Look through the data below. Collect every line where the word "щодо" occurs.

# Data entries start

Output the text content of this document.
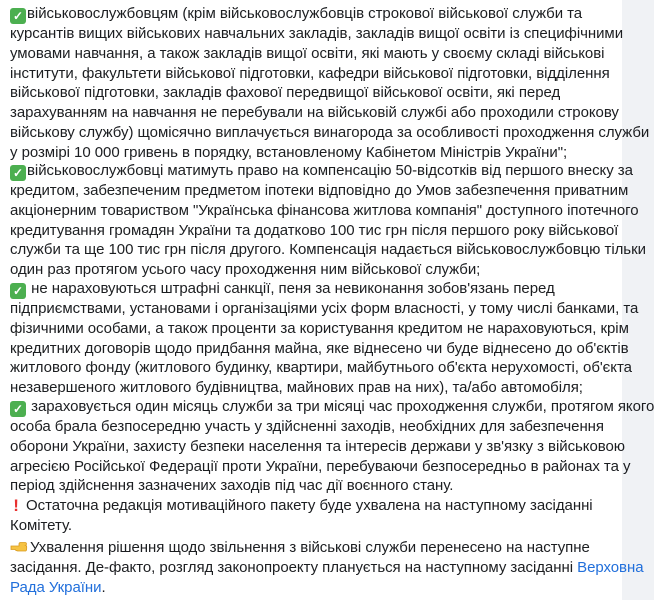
✓ військовослужбовцям (крім військовослужбовців строкової військової служби та
курсантів вищих військових навчальних закладів, закладів вищої освіти із специфічними
умовами навчання, а також закладів вищої освіти, які мають у своєму складі військові
інститути, факультети військової підготовки, кафедри військової підготовки, відділення
військової підготовки, закладів фахової передвищої військової освіти, які перед
зарахуванням на навчання не перебували на військовій службі або проходили строкову
військову службу) щомісячно виплачується винагорода за особливості проходження служби
у розмірі 10 000 гривень в порядку, встановленому Кабінетом Міністрів України";
✓ військовослужбовці матимуть право на компенсацію 50-відсотків від першого внеску за
кредитом, забезпеченим предметом іпотеки відповідно до Умов забезпечення приватним
акціонерним товариством "Українська фінансова житлова компанія" доступного іпотечного
кредитування громадян України та додатково 100 тис грн після першого року військової
служби та ще 100 тис грн після другого. Компенсація надається військовослужбовцю тільки
один раз протягом усього часу проходження ним військової служби;
✓ не нараховуються штрафні санкції, пеня за невиконання зобов'язань перед
підприємствами, установами і організаціями усіх форм власності, у тому числі банками, та
фізичними особами, а також проценти за користування кредитом не нараховуються, крім
кредитних договорів щодо придбання майна, яке віднесено чи буде віднесено до об'єктів
житлового фонду (житлового будинку, квартири, майбутнього об'єкта нерухомості, об'єкта
незавершеного житлового будівництва, майнових прав на них), та/або автомобіля;
✓ зараховується один місяць служби за три місяці час проходження служби, протягом якого
особа брала безпосередню участь у здійсненні заходів, необхідних для забезпечення
оборони України, захисту безпеки населення та інтересів держави у зв'язку з військовою
агресією Російської Федерації проти України, перебуваючи безпосередньо в районах та у
період здійснення зазначених заходів під час дії воєнного стану.
! Остаточна редакція мотиваційного пакету буде ухвалена на наступному засіданні
Комітету.
Ухвалення рішення щодо звільнення з військові служби перенесено на наступне
засідання. Де-факто, розгляд законопроекту планується на наступному засіданні Верховна
Рада України.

# Data entries end

Solution to this task:
кредитних договорів щодо придбання майна, яке віднесено чи буде віднесено до об'єктів
Ухвалення рішення щодо звільнення з військові служби перенесено на наступне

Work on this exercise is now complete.